Repeat the whole listing below, word for word.
|---|
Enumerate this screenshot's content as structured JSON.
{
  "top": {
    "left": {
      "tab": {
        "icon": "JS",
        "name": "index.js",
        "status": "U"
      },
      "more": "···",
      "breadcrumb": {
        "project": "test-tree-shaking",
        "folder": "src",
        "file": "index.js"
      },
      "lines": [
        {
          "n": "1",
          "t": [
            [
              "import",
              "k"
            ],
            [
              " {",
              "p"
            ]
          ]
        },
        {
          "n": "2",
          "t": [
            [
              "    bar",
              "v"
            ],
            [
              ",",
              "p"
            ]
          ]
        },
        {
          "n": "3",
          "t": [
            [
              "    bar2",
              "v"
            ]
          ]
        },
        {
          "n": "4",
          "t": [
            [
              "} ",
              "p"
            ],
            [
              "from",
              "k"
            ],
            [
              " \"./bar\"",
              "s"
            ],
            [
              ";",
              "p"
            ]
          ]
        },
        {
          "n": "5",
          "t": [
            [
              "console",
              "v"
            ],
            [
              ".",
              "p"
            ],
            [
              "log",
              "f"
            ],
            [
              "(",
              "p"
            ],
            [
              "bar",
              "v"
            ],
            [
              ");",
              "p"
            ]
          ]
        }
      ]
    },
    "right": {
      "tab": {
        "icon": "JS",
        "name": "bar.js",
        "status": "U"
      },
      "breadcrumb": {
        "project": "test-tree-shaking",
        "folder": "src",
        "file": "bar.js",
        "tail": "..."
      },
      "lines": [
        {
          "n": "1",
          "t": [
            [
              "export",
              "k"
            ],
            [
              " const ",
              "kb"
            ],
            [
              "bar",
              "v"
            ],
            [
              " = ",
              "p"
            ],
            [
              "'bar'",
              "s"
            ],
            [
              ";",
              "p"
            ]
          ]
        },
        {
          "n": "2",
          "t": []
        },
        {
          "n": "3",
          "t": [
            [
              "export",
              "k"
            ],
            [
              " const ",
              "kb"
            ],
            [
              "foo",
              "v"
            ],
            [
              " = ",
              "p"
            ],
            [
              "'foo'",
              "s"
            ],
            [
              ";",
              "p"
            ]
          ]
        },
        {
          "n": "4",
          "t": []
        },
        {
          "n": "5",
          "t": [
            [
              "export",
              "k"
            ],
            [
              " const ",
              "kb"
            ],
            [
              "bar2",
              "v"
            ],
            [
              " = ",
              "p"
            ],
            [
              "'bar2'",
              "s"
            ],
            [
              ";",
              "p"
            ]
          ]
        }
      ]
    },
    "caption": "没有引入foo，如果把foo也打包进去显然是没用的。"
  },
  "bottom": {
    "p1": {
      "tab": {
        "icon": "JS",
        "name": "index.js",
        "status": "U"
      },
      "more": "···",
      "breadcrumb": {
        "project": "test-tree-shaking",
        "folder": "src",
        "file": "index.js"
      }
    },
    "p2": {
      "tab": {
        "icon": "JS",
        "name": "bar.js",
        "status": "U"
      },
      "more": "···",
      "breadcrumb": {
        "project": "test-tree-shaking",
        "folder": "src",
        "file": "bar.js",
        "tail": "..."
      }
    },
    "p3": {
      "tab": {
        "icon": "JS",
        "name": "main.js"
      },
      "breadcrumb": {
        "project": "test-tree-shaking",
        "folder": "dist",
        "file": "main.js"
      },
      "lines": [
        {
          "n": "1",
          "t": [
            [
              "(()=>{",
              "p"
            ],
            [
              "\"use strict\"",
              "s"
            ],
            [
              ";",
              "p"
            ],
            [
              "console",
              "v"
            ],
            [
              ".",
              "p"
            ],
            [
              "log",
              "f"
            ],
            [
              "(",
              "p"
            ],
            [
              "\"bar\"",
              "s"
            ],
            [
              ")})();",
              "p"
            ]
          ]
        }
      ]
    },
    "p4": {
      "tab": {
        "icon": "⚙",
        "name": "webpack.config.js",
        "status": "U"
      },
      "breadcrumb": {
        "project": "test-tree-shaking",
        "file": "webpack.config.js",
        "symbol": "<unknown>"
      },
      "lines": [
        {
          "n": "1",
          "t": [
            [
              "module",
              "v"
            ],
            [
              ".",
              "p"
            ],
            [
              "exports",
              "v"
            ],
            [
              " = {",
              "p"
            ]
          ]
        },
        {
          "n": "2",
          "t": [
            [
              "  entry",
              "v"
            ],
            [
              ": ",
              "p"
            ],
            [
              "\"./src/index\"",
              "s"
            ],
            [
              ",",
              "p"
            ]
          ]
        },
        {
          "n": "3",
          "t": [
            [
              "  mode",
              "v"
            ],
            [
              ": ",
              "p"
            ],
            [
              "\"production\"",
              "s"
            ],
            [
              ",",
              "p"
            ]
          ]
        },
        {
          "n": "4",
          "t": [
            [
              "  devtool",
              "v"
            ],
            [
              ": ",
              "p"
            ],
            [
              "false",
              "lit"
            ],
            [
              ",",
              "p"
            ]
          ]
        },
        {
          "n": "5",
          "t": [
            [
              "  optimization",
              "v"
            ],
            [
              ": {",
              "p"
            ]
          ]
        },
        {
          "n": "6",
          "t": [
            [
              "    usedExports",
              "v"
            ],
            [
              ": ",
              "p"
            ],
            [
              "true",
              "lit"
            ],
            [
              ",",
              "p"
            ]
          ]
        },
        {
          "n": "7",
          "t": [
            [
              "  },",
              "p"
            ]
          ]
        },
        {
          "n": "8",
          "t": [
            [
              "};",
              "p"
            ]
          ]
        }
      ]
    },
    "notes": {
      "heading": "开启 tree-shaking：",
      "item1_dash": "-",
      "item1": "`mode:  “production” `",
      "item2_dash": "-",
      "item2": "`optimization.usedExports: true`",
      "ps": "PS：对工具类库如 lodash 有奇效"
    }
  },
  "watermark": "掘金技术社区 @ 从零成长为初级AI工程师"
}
|---|
# RESPONSE:
Enumerate this screenshot's content as structured JSON.
{
  "top": {
    "left": {
      "tab": {
        "icon": "JS",
        "name": "index.js",
        "status": "U"
      },
      "more": "···",
      "breadcrumb": {
        "project": "test-tree-shaking",
        "folder": "src",
        "file": "index.js"
      },
      "lines": [
        {
          "n": "1",
          "t": [
            [
              "import",
              "k"
            ],
            [
              " {",
              "p"
            ]
          ]
        },
        {
          "n": "2",
          "t": [
            [
              "    bar",
              "v"
            ],
            [
              ",",
              "p"
            ]
          ]
        },
        {
          "n": "3",
          "t": [
            [
              "    bar2",
              "v"
            ]
          ]
        },
        {
          "n": "4",
          "t": [
            [
              "} ",
              "p"
            ],
            [
              "from",
              "k"
            ],
            [
              " \"./bar\"",
              "s"
            ],
            [
              ";",
              "p"
            ]
          ]
        },
        {
          "n": "5",
          "t": [
            [
              "console",
              "v"
            ],
            [
              ".",
              "p"
            ],
            [
              "log",
              "f"
            ],
            [
              "(",
              "p"
            ],
            [
              "bar",
              "v"
            ],
            [
              ");",
              "p"
            ]
          ]
        }
      ]
    },
    "right": {
      "tab": {
        "icon": "JS",
        "name": "bar.js",
        "status": "U"
      },
      "breadcrumb": {
        "project": "test-tree-shaking",
        "folder": "src",
        "file": "bar.js",
        "tail": "..."
      },
      "lines": [
        {
          "n": "1",
          "t": [
            [
              "export",
              "k"
            ],
            [
              " const ",
              "kb"
            ],
            [
              "bar",
              "v"
            ],
            [
              " = ",
              "p"
            ],
            [
              "'bar'",
              "s"
            ],
            [
              ";",
              "p"
            ]
          ]
        },
        {
          "n": "2",
          "t": []
        },
        {
          "n": "3",
          "t": [
            [
              "export",
              "k"
            ],
            [
              " const ",
              "kb"
            ],
            [
              "foo",
              "v"
            ],
            [
              " = ",
              "p"
            ],
            [
              "'foo'",
              "s"
            ],
            [
              ";",
              "p"
            ]
          ]
        },
        {
          "n": "4",
          "t": []
        },
        {
          "n": "5",
          "t": [
            [
              "export",
              "k"
            ],
            [
              " const ",
              "kb"
            ],
            [
              "bar2",
              "v"
            ],
            [
              " = ",
              "p"
            ],
            [
              "'bar2'",
              "s"
            ],
            [
              ";",
              "p"
            ]
          ]
        }
      ]
    },
    "caption": "没有引入foo，如果把foo也打包进去显然是没用的。"
  },
  "bottom": {
    "p1": {
      "tab": {
        "icon": "JS",
        "name": "index.js",
        "status": "U"
      },
      "more": "···",
      "breadcrumb": {
        "project": "test-tree-shaking",
        "folder": "src",
        "file": "index.js"
      }
    },
    "p2": {
      "tab": {
        "icon": "JS",
        "name": "bar.js",
        "status": "U"
      },
      "more": "···",
      "breadcrumb": {
        "project": "test-tree-shaking",
        "folder": "src",
        "file": "bar.js",
        "tail": "..."
      }
    },
    "p3": {
      "tab": {
        "icon": "JS",
        "name": "main.js"
      },
      "breadcrumb": {
        "project": "test-tree-shaking",
        "folder": "dist",
        "file": "main.js"
      },
      "lines": [
        {
          "n": "1",
          "t": [
            [
              "(()=>{",
              "p"
            ],
            [
              "\"use strict\"",
              "s"
            ],
            [
              ";",
              "p"
            ],
            [
              "console",
              "v"
            ],
            [
              ".",
              "p"
            ],
            [
              "log",
              "f"
            ],
            [
              "(",
              "p"
            ],
            [
              "\"bar\"",
              "s"
            ],
            [
              ")})();",
              "p"
            ]
          ]
        }
      ]
    },
    "p4": {
      "tab": {
        "icon": "⚙",
        "name": "webpack.config.js",
        "status": "U"
      },
      "breadcrumb": {
        "project": "test-tree-shaking",
        "file": "webpack.config.js",
        "symbol": "<unknown>"
      },
      "lines": [
        {
          "n": "1",
          "t": [
            [
              "module",
              "v"
            ],
            [
              ".",
              "p"
            ],
            [
              "exports",
              "v"
            ],
            [
              " = {",
              "p"
            ]
          ]
        },
        {
          "n": "2",
          "t": [
            [
              "  entry",
              "v"
            ],
            [
              ": ",
              "p"
            ],
            [
              "\"./src/index\"",
              "s"
            ],
            [
              ",",
              "p"
            ]
          ]
        },
        {
          "n": "3",
          "t": [
            [
              "  mode",
              "v"
            ],
            [
              ": ",
              "p"
            ],
            [
              "\"production\"",
              "s"
            ],
            [
              ",",
              "p"
            ]
          ]
        },
        {
          "n": "4",
          "t": [
            [
              "  devtool",
              "v"
            ],
            [
              ": ",
              "p"
            ],
            [
              "false",
              "lit"
            ],
            [
              ",",
              "p"
            ]
          ]
        },
        {
          "n": "5",
          "t": [
            [
              "  optimization",
              "v"
            ],
            [
              ": {",
              "p"
            ]
          ]
        },
        {
          "n": "6",
          "t": [
            [
              "    usedExports",
              "v"
            ],
            [
              ": ",
              "p"
            ],
            [
              "true",
              "lit"
            ],
            [
              ",",
              "p"
            ]
          ]
        },
        {
          "n": "7",
          "t": [
            [
              "  },",
              "p"
            ]
          ]
        },
        {
          "n": "8",
          "t": [
            [
              "};",
              "p"
            ]
          ]
        }
      ]
    },
    "notes": {
      "heading": "开启 tree-shaking：",
      "item1_dash": "-",
      "item1": "`mode:  “production” `",
      "item2_dash": "-",
      "item2": "`optimization.usedExports: true`",
      "ps": "PS：对工具类库如 lodash 有奇效"
    }
  },
  "watermark": "掘金技术社区 @ 从零成长为初级AI工程师"
}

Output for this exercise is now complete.